Repeat every line below exactly as it reads.

> Provided data:

###

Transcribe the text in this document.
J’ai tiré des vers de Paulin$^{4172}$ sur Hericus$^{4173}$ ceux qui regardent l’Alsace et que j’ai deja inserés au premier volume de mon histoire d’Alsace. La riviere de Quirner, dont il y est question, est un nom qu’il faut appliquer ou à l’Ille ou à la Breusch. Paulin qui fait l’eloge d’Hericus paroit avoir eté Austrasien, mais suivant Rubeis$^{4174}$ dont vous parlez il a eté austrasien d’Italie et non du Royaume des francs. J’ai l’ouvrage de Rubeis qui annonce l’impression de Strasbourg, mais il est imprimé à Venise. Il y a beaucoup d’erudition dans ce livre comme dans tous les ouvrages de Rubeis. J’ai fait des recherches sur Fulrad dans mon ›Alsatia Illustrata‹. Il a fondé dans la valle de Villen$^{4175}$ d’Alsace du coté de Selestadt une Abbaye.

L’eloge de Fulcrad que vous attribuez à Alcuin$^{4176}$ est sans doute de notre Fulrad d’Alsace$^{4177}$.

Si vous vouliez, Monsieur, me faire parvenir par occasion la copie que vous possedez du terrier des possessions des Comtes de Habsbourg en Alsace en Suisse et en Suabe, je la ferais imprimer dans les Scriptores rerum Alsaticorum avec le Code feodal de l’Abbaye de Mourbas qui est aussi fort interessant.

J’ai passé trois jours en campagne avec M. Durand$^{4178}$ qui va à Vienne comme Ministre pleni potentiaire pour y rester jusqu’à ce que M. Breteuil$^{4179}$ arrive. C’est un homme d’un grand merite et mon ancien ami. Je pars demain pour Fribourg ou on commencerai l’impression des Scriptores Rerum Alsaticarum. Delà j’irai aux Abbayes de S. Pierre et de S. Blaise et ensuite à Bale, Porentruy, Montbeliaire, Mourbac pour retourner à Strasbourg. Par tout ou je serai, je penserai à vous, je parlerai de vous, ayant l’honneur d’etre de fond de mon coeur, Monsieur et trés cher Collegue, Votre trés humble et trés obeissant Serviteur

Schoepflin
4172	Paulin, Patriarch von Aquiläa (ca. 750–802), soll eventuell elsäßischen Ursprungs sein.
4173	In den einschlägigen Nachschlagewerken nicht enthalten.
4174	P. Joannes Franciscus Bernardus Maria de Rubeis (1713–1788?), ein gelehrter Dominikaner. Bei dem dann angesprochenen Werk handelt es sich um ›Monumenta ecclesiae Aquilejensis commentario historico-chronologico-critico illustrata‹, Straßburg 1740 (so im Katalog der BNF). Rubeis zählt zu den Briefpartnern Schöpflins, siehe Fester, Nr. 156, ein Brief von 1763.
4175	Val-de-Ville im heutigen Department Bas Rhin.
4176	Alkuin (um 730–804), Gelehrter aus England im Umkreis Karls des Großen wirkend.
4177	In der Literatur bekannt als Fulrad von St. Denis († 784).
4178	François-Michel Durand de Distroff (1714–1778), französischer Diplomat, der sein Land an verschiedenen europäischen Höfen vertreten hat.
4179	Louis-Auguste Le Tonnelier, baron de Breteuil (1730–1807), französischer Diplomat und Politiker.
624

###

> The response:
Transcribe the text in this document.
J’ai tiré des vers de Paulin$^{4172}$ sur Hericus$^{4173}$ ceux qui regardent l’Alsace et que j’ai deja inserés au premier volume de mon histoire d’Alsace. La riviere de Quirner, dont il y est question, est un nom qu’il faut appliquer ou à l’Ille ou à la Breusch. Paulin qui fait l’eloge d’Hericus paroit avoir eté Austrasien, mais suivant Rubeis$^{4174}$ dont vous parlez il a eté austrasien d’Italie et non du Royaume des francs. J’ai l’ouvrage de Rubeis qui annonce l’impression de Strasbourg, mais il est imprimé à Venise. Il y a beaucoup d’erudition dans ce livre comme dans tous les ouvrages de Rubeis. J’ai fait des recherches sur Fulrad dans mon ›Alsatia Illustrata‹. Il a fondé dans la valle de Villen$^{4175}$ d’Alsace du coté de Selestadt une Abbaye.

L’eloge de Fulcrad que vous attribuez à Alcuin$^{4176}$ est sans doute de notre Fulrad d’Alsace$^{4177}$.

Si vous vouliez, Monsieur, me faire parvenir par occasion la copie que vous possedez du terrier des possessions des Comtes de Habsbourg en Alsace en Suisse et en Suabe, je la ferais imprimer dans les Scriptores rerum Alsaticorum avec le Code feodal de l’Abbaye de Mourbas qui est aussi fort interessant.

J’ai passé trois jours en campagne avec M. Durand$^{4178}$ qui va à Vienne comme Ministre pleni potentiaire pour y rester jusqu’à ce que M. Breteuil$^{4179}$ arrive. C’est un homme d’un grand merite et mon ancien ami. Je pars demain pour Fribourg ou on commencerai l’impression des Scriptores Rerum Alsaticarum. Delà j’irai aux Abbayes de S. Pierre et de S. Blaise et ensuite à Bale, Porentruy, Montbeliaire, Mourbac pour retourner à Strasbourg. Par tout ou je serai, je penserai à vous, je parlerai de vous, ayant l’honneur d’etre de fond de mon coeur, Monsieur et trés cher Collegue, Votre trés humble et trés obeissant Serviteur

Schoepflin
4172	Paulin, Patriarch von Aquiläa (ca. 750–802), soll eventuell elsäßischen Ursprungs sein.
4173	In den einschlägigen Nachschlagewerken nicht enthalten.
4174	P. Joannes Franciscus Bernardus Maria de Rubeis (1713–1788?), ein gelehrter Dominikaner. Bei dem dann angesprochenen Werk handelt es sich um ›Monumenta ecclesiae Aquilejensis commentario historico-chronologico-critico illustrata‹, Straßburg 1740 (so im Katalog der BNF). Rubeis zählt zu den Briefpartnern Schöpflins, siehe Fester, Nr. 156, ein Brief von 1763.
4175	Val-de-Ville im heutigen Department Bas Rhin.
4176	Alkuin (um 730–804), Gelehrter aus England im Umkreis Karls des Großen wirkend.
4177	In der Literatur bekannt als Fulrad von St. Denis († 784).
4178	François-Michel Durand de Distroff (1714–1778), französischer Diplomat, der sein Land an verschiedenen europäischen Höfen vertreten hat.
4179	Louis-Auguste Le Tonnelier, baron de Breteuil (1730–1807), französischer Diplomat und Politiker.
624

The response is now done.